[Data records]

******************************

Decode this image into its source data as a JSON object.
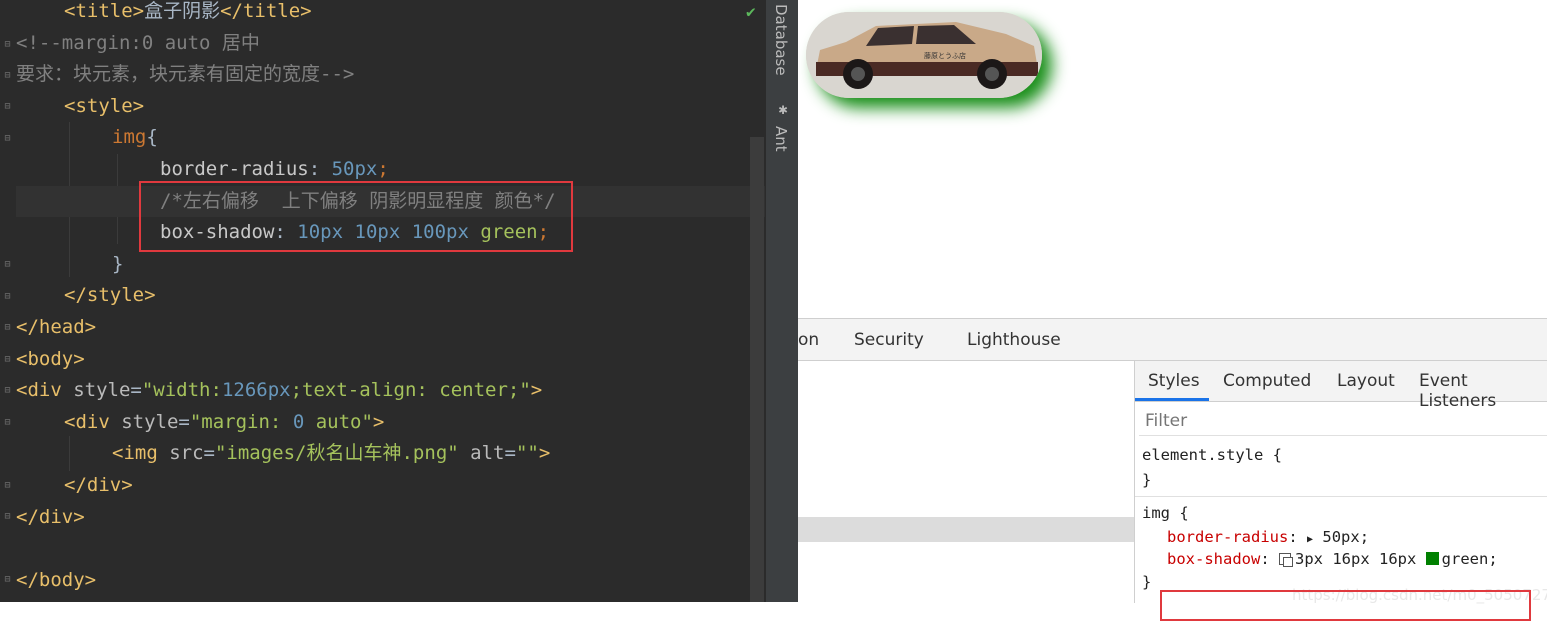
{
  "editor": {
    "lines": [
      [
        [
          "tag",
          "<title>"
        ],
        [
          "txt",
          "盒子阴影"
        ],
        [
          "tag",
          "</title>"
        ]
      ],
      [
        [
          "cmt",
          "<!--margin:0 auto 居中"
        ]
      ],
      [
        [
          "cmt",
          "要求：块元素，块元素有固定的宽度-->"
        ]
      ],
      [
        [
          "tag",
          "<style>"
        ]
      ],
      [
        [
          "sel",
          "img"
        ],
        [
          "txt",
          "{"
        ]
      ],
      [
        [
          "prop",
          "border-radius"
        ],
        [
          "txt",
          ": "
        ],
        [
          "num",
          "50px"
        ],
        [
          "punct",
          ";"
        ]
      ],
      [
        [
          "cmt",
          "/*左右偏移  上下偏移 阴影明显程度 颜色*/"
        ]
      ],
      [
        [
          "prop",
          "box-shadow"
        ],
        [
          "txt",
          ": "
        ],
        [
          "num",
          "10px"
        ],
        [
          "txt",
          " "
        ],
        [
          "num",
          "10px"
        ],
        [
          "txt",
          " "
        ],
        [
          "num",
          "100px"
        ],
        [
          "txt",
          " "
        ],
        [
          "str",
          "green"
        ],
        [
          "punct",
          ";"
        ]
      ],
      [
        [
          "txt",
          "}"
        ]
      ],
      [
        [
          "tag",
          "</style>"
        ]
      ],
      [
        [
          "tag",
          "</head>"
        ]
      ],
      [
        [
          "tag",
          "<body>"
        ]
      ],
      [
        [
          "tag",
          "<div "
        ],
        [
          "attr",
          "style"
        ],
        [
          "txt",
          "="
        ],
        [
          "str",
          "\"width:"
        ],
        [
          "num",
          "1266px"
        ],
        [
          "str",
          ";text-align: center;\""
        ],
        [
          "tag",
          ">"
        ]
      ],
      [
        [
          "tag",
          "<div "
        ],
        [
          "attr",
          "style"
        ],
        [
          "txt",
          "="
        ],
        [
          "str",
          "\"margin: "
        ],
        [
          "num",
          "0"
        ],
        [
          "str",
          " auto\""
        ],
        [
          "tag",
          ">"
        ]
      ],
      [
        [
          "tag",
          "<img "
        ],
        [
          "attr",
          "src"
        ],
        [
          "txt",
          "="
        ],
        [
          "str",
          "\"images/秋名山车神.png\""
        ],
        [
          "txt",
          " "
        ],
        [
          "attr",
          "alt"
        ],
        [
          "txt",
          "="
        ],
        [
          "str",
          "\"\""
        ],
        [
          "tag",
          ">"
        ]
      ],
      [
        [
          "tag",
          "</div>"
        ]
      ],
      [
        [
          "tag",
          "</div>"
        ]
      ],
      [],
      [
        [
          "tag",
          "</body>"
        ]
      ]
    ],
    "status_check": "✔"
  },
  "toolstrip": {
    "database_label": "Database",
    "ant_label": "Ant",
    "ant_icon": "ant-bug-icon"
  },
  "preview": {
    "car_caption": "藤原とうふ店"
  },
  "devtools": {
    "tabs": [
      "on",
      "Security",
      "Lighthouse"
    ],
    "styles_tabs": [
      "Styles",
      "Computed",
      "Layout",
      "Event Listeners"
    ],
    "filter_placeholder": "Filter",
    "element_style_open": "element.style {",
    "element_style_close": "}",
    "img_rule_open": "img {",
    "border_radius_prop": "border-radius",
    "border_radius_value": "50px;",
    "box_shadow_prop": "box-shadow",
    "box_shadow_value": "3px 16px 16px",
    "box_shadow_color": "green;",
    "img_rule_close": "}",
    "watermark": "https://blog.csdn.net/m0_5050727"
  },
  "colors": {
    "accent": "#1a73e8",
    "highlight_box": "#e0393e",
    "shadow_green": "#008000"
  }
}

******************************

Copy all the data exactly as written, but skip any picture.

Decode this image into its source data as a JSON object.
{
  "editor": {
    "lines": [
      [
        [
          "tag",
          "<title>"
        ],
        [
          "txt",
          "盒子阴影"
        ],
        [
          "tag",
          "</title>"
        ]
      ],
      [
        [
          "cmt",
          "<!--margin:0 auto 居中"
        ]
      ],
      [
        [
          "cmt",
          "要求：块元素，块元素有固定的宽度-->"
        ]
      ],
      [
        [
          "tag",
          "<style>"
        ]
      ],
      [
        [
          "sel",
          "img"
        ],
        [
          "txt",
          "{"
        ]
      ],
      [
        [
          "prop",
          "border-radius"
        ],
        [
          "txt",
          ": "
        ],
        [
          "num",
          "50px"
        ],
        [
          "punct",
          ";"
        ]
      ],
      [
        [
          "cmt",
          "/*左右偏移  上下偏移 阴影明显程度 颜色*/"
        ]
      ],
      [
        [
          "prop",
          "box-shadow"
        ],
        [
          "txt",
          ": "
        ],
        [
          "num",
          "10px"
        ],
        [
          "txt",
          " "
        ],
        [
          "num",
          "10px"
        ],
        [
          "txt",
          " "
        ],
        [
          "num",
          "100px"
        ],
        [
          "txt",
          " "
        ],
        [
          "str",
          "green"
        ],
        [
          "punct",
          ";"
        ]
      ],
      [
        [
          "txt",
          "}"
        ]
      ],
      [
        [
          "tag",
          "</style>"
        ]
      ],
      [
        [
          "tag",
          "</head>"
        ]
      ],
      [
        [
          "tag",
          "<body>"
        ]
      ],
      [
        [
          "tag",
          "<div "
        ],
        [
          "attr",
          "style"
        ],
        [
          "txt",
          "="
        ],
        [
          "str",
          "\"width:"
        ],
        [
          "num",
          "1266px"
        ],
        [
          "str",
          ";text-align: center;\""
        ],
        [
          "tag",
          ">"
        ]
      ],
      [
        [
          "tag",
          "<div "
        ],
        [
          "attr",
          "style"
        ],
        [
          "txt",
          "="
        ],
        [
          "str",
          "\"margin: "
        ],
        [
          "num",
          "0"
        ],
        [
          "str",
          " auto\""
        ],
        [
          "tag",
          ">"
        ]
      ],
      [
        [
          "tag",
          "<img "
        ],
        [
          "attr",
          "src"
        ],
        [
          "txt",
          "="
        ],
        [
          "str",
          "\"images/秋名山车神.png\""
        ],
        [
          "txt",
          " "
        ],
        [
          "attr",
          "alt"
        ],
        [
          "txt",
          "="
        ],
        [
          "str",
          "\"\""
        ],
        [
          "tag",
          ">"
        ]
      ],
      [
        [
          "tag",
          "</div>"
        ]
      ],
      [
        [
          "tag",
          "</div>"
        ]
      ],
      [],
      [
        [
          "tag",
          "</body>"
        ]
      ]
    ],
    "status_check": "✔"
  },
  "toolstrip": {
    "database_label": "Database",
    "ant_label": "Ant",
    "ant_icon": "ant-bug-icon"
  },
  "preview": {
    "car_caption": "藤原とうふ店"
  },
  "devtools": {
    "tabs": [
      "on",
      "Security",
      "Lighthouse"
    ],
    "styles_tabs": [
      "Styles",
      "Computed",
      "Layout",
      "Event Listeners"
    ],
    "filter_placeholder": "Filter",
    "element_style_open": "element.style {",
    "element_style_close": "}",
    "img_rule_open": "img {",
    "border_radius_prop": "border-radius",
    "border_radius_value": "50px;",
    "box_shadow_prop": "box-shadow",
    "box_shadow_value": "3px 16px 16px",
    "box_shadow_color": "green;",
    "img_rule_close": "}",
    "watermark": "https://blog.csdn.net/m0_5050727"
  },
  "colors": {
    "accent": "#1a73e8",
    "highlight_box": "#e0393e",
    "shadow_green": "#008000"
  }
}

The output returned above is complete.